**Objective:** Copy out, from the entries below, each line holding the string "icon".

(Collected data)
* BEGIN *

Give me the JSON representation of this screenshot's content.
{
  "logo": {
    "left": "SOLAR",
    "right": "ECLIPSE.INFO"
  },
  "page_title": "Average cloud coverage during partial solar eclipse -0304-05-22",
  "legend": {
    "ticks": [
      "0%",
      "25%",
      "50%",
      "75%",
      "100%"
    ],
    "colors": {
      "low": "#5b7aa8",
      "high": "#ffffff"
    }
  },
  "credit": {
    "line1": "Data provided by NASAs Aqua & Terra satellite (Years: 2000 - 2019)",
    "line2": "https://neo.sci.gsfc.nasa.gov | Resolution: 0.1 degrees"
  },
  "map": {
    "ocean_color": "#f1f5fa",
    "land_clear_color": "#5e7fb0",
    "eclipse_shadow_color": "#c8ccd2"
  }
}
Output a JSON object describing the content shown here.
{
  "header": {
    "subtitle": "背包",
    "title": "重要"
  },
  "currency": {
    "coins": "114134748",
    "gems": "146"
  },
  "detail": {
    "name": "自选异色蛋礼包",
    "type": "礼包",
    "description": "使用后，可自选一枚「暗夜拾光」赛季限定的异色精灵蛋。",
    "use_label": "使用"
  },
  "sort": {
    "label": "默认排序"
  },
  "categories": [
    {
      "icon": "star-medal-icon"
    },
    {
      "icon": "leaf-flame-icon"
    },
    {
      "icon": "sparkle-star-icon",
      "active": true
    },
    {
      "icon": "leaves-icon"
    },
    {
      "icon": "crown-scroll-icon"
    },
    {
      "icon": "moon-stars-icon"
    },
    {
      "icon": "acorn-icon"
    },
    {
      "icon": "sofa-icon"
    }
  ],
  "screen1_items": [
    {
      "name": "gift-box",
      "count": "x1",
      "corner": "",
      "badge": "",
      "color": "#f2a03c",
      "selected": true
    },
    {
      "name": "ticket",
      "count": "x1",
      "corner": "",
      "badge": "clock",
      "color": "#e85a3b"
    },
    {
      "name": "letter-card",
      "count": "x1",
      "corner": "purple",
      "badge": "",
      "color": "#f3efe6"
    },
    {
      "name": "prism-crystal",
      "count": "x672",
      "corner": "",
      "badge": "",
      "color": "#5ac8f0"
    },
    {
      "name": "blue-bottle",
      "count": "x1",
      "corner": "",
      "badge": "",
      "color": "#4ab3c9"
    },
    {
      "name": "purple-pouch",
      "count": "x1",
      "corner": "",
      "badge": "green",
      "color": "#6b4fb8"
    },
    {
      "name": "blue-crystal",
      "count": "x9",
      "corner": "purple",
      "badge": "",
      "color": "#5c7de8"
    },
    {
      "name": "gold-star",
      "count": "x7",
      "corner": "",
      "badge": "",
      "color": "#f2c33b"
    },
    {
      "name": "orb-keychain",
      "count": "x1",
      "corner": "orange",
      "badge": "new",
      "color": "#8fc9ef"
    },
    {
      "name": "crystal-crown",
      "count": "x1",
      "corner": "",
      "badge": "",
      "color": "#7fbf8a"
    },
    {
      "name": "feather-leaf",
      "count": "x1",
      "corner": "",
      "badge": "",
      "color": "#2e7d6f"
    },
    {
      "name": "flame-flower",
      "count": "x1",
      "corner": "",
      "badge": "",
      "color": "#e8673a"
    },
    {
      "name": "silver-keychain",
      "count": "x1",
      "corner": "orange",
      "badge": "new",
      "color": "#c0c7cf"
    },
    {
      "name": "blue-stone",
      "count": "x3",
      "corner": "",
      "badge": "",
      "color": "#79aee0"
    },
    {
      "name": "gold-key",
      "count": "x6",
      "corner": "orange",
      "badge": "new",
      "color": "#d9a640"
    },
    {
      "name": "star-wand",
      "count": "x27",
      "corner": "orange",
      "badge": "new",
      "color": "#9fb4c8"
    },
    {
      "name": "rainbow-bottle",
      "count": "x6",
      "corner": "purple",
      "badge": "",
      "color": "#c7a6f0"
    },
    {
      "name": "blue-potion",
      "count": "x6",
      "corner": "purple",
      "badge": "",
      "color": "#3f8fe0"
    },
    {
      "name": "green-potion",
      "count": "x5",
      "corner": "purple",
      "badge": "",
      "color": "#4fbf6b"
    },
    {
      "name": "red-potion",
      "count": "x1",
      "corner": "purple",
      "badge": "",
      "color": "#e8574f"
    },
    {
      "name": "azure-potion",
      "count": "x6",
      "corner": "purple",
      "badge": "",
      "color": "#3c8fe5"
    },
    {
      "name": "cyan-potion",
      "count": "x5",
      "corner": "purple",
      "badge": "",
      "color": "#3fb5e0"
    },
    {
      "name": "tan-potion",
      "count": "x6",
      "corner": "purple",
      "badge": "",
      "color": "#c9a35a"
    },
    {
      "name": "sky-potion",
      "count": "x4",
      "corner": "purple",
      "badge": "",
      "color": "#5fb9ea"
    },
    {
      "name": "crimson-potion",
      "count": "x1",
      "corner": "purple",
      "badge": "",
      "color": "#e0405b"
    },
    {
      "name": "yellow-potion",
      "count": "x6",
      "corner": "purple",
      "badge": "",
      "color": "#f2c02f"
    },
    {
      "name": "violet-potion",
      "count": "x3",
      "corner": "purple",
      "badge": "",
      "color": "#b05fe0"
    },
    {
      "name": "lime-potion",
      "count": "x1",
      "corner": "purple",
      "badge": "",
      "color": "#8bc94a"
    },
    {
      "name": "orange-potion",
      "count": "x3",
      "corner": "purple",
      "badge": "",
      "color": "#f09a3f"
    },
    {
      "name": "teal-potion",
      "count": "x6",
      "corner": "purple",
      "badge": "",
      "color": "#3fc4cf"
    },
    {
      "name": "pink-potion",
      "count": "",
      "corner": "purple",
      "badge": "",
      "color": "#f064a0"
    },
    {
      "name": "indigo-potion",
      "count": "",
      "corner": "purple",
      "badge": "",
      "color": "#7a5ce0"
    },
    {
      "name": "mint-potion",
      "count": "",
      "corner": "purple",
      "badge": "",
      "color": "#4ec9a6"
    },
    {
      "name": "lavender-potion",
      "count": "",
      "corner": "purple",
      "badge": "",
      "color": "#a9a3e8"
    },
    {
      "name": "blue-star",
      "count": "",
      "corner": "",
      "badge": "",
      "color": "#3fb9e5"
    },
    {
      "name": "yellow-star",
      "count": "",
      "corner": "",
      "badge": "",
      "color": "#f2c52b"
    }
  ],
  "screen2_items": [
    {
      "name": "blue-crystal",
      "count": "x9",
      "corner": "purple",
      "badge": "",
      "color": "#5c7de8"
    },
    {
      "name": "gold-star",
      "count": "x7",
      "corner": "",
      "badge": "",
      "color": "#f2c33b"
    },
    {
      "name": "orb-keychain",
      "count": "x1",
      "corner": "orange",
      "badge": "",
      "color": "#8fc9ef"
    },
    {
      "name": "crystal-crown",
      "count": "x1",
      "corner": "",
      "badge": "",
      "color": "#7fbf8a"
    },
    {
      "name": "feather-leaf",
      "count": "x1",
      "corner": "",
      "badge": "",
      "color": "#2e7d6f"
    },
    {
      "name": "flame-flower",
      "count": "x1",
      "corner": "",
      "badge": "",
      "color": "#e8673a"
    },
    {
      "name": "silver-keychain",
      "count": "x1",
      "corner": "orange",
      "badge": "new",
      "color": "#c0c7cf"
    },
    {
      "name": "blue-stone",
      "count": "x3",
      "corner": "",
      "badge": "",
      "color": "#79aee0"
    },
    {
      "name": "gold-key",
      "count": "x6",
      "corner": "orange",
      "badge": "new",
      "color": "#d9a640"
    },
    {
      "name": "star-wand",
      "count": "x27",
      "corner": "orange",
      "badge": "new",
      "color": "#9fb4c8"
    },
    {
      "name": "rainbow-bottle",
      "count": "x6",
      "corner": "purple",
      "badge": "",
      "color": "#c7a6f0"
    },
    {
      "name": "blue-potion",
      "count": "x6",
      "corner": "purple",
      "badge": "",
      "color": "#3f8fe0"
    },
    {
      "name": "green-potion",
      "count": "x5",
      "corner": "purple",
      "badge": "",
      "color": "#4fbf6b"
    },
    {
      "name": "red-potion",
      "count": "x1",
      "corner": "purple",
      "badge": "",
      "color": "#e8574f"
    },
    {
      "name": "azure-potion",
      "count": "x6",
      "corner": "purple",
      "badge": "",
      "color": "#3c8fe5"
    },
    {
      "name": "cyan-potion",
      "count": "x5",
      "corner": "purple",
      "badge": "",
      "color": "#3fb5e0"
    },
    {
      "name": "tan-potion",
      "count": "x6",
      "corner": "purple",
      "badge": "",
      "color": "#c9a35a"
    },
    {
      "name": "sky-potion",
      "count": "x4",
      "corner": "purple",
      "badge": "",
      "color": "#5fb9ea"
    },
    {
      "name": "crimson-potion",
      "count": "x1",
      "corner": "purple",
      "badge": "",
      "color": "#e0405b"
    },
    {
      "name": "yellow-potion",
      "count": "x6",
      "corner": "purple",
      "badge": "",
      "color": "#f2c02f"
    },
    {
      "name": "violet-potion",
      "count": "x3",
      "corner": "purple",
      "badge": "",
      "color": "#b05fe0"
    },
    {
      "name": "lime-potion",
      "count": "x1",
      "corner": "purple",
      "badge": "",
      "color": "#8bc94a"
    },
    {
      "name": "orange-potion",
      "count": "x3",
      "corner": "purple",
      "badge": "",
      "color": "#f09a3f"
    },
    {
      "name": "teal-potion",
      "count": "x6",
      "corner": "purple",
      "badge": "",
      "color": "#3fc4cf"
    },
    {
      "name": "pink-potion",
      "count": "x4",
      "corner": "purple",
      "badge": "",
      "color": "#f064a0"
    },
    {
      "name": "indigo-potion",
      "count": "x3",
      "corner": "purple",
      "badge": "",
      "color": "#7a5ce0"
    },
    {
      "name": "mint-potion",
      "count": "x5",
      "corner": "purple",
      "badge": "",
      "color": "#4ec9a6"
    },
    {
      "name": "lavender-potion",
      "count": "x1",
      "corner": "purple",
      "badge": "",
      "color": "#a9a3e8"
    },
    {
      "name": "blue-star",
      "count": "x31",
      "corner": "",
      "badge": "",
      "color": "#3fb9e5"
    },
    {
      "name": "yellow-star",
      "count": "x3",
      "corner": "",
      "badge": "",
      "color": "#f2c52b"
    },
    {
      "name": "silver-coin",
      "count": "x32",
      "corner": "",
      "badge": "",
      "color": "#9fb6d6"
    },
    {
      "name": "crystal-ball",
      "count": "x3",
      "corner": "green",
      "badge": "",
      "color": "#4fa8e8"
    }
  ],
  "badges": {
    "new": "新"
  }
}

* END *

**Answer for the task:**
      "icon": "star-medal-icon"
      "icon": "leaf-flame-icon"
      "icon": "sparkle-star-icon",
      "icon": "leaves-icon"
      "icon": "crown-scroll-icon"
      "icon": "moon-stars-icon"
      "icon": "acorn-icon"
      "icon": "sofa-icon"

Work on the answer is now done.